═══ EXTRACTED ENTRIES

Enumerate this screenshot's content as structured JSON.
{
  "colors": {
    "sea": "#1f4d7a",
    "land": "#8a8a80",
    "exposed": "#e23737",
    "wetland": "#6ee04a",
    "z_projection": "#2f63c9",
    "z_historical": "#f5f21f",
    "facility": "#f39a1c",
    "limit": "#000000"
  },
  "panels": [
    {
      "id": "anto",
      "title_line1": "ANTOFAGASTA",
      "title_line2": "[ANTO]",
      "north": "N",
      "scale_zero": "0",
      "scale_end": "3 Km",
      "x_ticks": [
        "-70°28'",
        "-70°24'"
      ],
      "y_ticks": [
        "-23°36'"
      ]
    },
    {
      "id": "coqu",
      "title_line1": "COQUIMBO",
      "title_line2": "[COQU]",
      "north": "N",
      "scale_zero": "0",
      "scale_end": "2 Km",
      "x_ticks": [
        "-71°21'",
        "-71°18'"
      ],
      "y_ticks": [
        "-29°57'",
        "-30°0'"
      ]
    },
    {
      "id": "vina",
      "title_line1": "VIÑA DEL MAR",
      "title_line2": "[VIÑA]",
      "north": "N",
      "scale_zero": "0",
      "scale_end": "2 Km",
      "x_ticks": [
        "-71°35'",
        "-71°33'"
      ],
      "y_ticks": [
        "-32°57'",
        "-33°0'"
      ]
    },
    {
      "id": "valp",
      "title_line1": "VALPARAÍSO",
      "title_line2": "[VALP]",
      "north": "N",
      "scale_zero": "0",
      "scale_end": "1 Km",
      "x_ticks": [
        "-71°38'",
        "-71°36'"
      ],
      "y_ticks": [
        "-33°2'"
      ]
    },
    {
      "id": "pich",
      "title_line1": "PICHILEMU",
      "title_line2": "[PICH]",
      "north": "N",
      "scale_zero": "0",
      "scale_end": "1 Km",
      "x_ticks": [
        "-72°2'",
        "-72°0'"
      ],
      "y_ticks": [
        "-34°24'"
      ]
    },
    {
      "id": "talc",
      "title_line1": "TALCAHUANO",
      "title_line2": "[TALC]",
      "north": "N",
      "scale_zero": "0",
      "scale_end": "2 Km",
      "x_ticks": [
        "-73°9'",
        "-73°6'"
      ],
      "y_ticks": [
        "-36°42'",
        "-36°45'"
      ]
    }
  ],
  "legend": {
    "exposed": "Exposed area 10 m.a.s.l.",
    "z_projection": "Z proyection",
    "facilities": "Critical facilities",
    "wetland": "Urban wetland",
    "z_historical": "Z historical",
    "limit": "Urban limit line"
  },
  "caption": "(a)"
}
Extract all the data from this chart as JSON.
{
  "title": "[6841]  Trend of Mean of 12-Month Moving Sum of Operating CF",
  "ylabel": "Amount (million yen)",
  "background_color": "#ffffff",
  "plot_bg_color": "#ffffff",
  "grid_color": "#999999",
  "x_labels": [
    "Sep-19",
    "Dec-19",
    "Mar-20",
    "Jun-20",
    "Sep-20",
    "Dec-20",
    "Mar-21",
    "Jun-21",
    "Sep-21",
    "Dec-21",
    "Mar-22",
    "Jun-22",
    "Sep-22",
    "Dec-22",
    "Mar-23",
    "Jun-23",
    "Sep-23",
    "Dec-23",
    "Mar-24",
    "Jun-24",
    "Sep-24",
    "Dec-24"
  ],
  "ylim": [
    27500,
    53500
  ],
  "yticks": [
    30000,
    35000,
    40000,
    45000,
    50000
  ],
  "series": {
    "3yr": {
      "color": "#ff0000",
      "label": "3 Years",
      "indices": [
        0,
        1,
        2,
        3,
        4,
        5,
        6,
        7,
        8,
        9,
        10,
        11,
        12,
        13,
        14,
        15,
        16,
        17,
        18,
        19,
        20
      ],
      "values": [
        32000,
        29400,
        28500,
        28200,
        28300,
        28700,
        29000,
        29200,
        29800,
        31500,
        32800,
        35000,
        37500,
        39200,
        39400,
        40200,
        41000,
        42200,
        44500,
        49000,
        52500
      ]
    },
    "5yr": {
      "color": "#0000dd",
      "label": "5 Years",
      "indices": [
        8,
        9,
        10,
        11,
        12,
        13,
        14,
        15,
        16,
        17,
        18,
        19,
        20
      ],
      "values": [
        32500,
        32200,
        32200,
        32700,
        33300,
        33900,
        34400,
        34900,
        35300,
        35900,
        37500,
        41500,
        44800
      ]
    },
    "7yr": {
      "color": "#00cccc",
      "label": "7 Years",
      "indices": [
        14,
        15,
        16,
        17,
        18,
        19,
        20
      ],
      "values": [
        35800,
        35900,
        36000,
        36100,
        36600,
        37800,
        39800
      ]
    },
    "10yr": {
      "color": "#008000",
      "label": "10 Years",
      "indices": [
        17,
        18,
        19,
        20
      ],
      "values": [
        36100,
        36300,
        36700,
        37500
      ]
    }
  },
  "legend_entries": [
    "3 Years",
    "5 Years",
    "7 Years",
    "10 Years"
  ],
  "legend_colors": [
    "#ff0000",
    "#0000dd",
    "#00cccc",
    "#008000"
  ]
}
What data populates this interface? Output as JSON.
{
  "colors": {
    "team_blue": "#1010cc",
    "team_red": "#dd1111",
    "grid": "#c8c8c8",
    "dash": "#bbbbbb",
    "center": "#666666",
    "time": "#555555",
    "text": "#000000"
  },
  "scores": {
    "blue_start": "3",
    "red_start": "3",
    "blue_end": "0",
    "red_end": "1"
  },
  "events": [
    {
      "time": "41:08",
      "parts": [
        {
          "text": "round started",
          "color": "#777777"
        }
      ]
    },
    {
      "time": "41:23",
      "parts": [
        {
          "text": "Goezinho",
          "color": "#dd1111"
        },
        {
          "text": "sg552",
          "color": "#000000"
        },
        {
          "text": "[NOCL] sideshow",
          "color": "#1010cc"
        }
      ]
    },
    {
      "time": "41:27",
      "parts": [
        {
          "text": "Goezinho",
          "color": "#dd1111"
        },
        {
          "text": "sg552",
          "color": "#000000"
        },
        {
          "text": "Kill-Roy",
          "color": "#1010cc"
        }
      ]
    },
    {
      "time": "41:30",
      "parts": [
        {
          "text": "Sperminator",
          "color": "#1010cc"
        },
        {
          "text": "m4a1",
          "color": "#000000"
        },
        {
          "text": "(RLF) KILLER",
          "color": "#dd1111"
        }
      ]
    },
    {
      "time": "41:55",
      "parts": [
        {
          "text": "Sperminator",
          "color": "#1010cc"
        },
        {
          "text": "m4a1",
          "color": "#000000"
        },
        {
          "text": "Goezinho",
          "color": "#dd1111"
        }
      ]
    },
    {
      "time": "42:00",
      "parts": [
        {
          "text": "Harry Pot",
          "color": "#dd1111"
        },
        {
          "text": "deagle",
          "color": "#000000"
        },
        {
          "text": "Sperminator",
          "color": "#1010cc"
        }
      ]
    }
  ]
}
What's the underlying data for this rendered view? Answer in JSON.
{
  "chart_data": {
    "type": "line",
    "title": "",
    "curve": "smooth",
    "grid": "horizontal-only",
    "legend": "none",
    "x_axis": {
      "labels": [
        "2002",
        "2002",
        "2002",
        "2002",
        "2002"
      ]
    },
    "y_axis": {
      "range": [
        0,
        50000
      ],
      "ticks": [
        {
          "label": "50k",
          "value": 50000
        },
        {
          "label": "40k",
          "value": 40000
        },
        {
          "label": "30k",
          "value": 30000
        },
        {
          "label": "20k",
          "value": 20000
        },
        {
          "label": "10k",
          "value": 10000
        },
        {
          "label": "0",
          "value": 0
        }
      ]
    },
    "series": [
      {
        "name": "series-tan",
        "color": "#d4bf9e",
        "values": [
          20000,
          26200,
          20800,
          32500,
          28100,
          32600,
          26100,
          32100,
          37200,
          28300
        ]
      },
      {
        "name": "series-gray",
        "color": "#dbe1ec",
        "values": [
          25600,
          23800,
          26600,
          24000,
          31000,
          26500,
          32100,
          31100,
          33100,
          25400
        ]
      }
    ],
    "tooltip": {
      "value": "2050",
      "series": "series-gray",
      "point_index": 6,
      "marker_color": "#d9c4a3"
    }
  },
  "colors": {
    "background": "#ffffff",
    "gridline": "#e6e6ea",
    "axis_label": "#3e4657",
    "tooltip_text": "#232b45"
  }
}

══════

### DIRECTION
Filter the records down to the lines that contain the string "time", and copy those lines.

### TASK RESULT
    "time": "#555555",
      "time": "41:08",
      "time": "41:23",
      "time": "41:27",
      "time": "41:30",
      "time": "41:55",
      "time": "42:00",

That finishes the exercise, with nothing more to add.